Directions:
Only lines with the string "países" matter here; gather them from the material below.

Stored items:
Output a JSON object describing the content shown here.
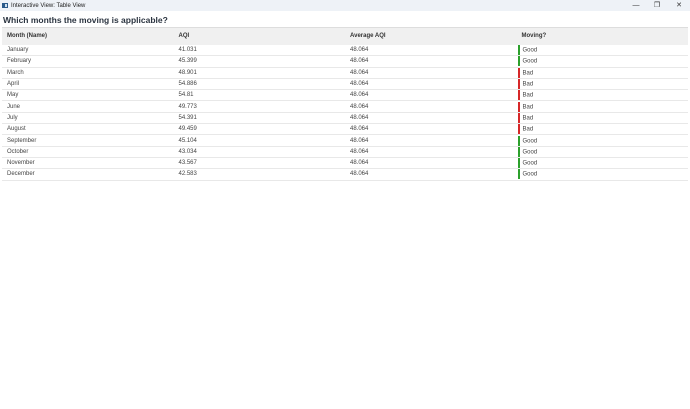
{
  "window": {
    "title": "Interactive View: Table View"
  },
  "heading": "Which months the moving is applicable?",
  "colors": {
    "good": "#2ca02c",
    "bad": "#d62728"
  },
  "table": {
    "columns": [
      "Month (Name)",
      "AQI",
      "Average AQI",
      "Moving?"
    ],
    "rows": [
      [
        "January",
        "41.031",
        "48.064",
        "Good"
      ],
      [
        "February",
        "45.399",
        "48.064",
        "Good"
      ],
      [
        "March",
        "48.901",
        "48.064",
        "Bad"
      ],
      [
        "April",
        "54.886",
        "48.064",
        "Bad"
      ],
      [
        "May",
        "54.81",
        "48.064",
        "Bad"
      ],
      [
        "June",
        "49.773",
        "48.064",
        "Bad"
      ],
      [
        "July",
        "54.391",
        "48.064",
        "Bad"
      ],
      [
        "August",
        "49.459",
        "48.064",
        "Bad"
      ],
      [
        "September",
        "45.104",
        "48.064",
        "Good"
      ],
      [
        "October",
        "43.034",
        "48.064",
        "Good"
      ],
      [
        "November",
        "43.567",
        "48.064",
        "Good"
      ],
      [
        "December",
        "42.583",
        "48.064",
        "Good"
      ]
    ]
  }
}
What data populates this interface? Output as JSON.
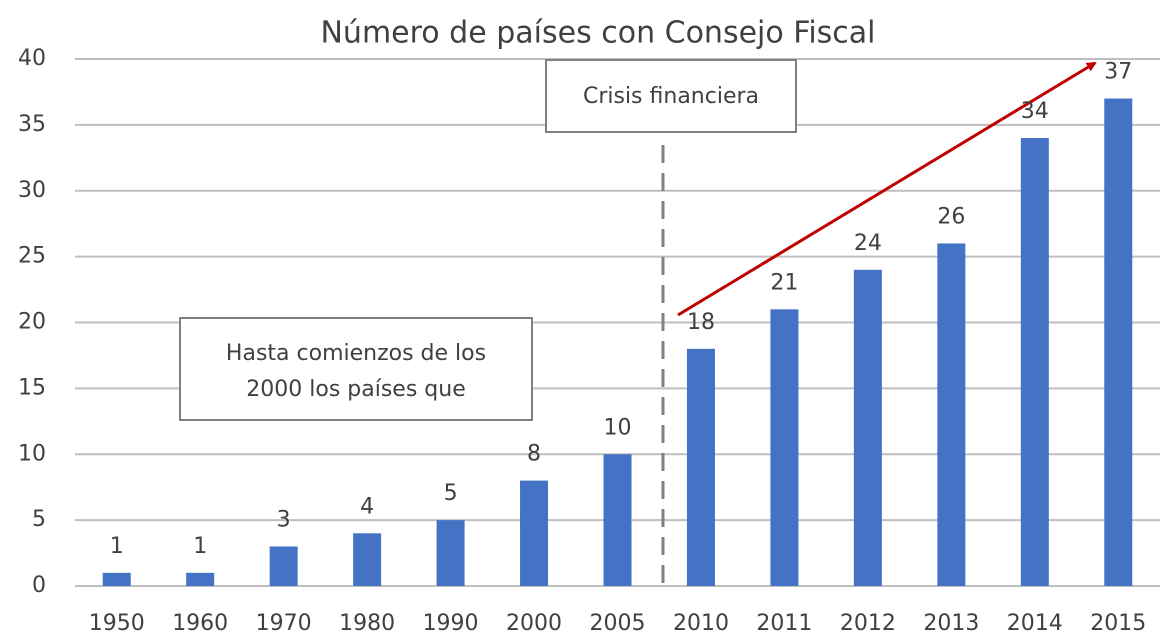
{
  "chart_data": {
    "type": "bar",
    "title": "Número de países con Consejo Fiscal",
    "categories": [
      "1950",
      "1960",
      "1970",
      "1980",
      "1990",
      "2000",
      "2005",
      "2010",
      "2011",
      "2012",
      "2013",
      "2014",
      "2015"
    ],
    "values": [
      1,
      1,
      3,
      4,
      5,
      8,
      10,
      18,
      21,
      24,
      26,
      34,
      37
    ],
    "color": "#4472c4",
    "ylim": [
      0,
      40
    ],
    "yticks": [
      0,
      5,
      10,
      15,
      20,
      25,
      30,
      35,
      40
    ],
    "grid": true,
    "annotations": [
      {
        "text": "Crisis financiera"
      },
      {
        "lines": [
          "Hasta comienzos de los",
          "2000 los países que"
        ]
      }
    ]
  }
}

Expected output:
    "title": "Número de países con Consejo Fiscal",
          "2000 los países que"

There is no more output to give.